##### INFORMATION SHOWN #####

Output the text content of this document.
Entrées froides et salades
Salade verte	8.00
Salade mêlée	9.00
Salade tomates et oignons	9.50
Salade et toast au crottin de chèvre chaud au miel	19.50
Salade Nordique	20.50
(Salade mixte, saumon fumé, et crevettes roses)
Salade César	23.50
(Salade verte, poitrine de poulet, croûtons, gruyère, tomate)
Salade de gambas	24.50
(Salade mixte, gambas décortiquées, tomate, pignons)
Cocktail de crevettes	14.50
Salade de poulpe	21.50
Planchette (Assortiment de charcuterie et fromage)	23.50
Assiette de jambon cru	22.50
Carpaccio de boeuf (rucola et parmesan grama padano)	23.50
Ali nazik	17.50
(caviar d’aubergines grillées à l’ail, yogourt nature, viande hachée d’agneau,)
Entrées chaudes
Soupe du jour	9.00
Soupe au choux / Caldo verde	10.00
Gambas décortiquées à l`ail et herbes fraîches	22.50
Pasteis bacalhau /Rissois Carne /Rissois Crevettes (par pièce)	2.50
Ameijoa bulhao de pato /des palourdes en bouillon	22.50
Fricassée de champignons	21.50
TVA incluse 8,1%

#####

PROMPT ▸
Reproduce every line from the entries that holds the word "verte".

COMPLETED TASK ▸
Salade verte	8.00
(Salade verte, poitrine de poulet, croûtons, gruyère, tomate)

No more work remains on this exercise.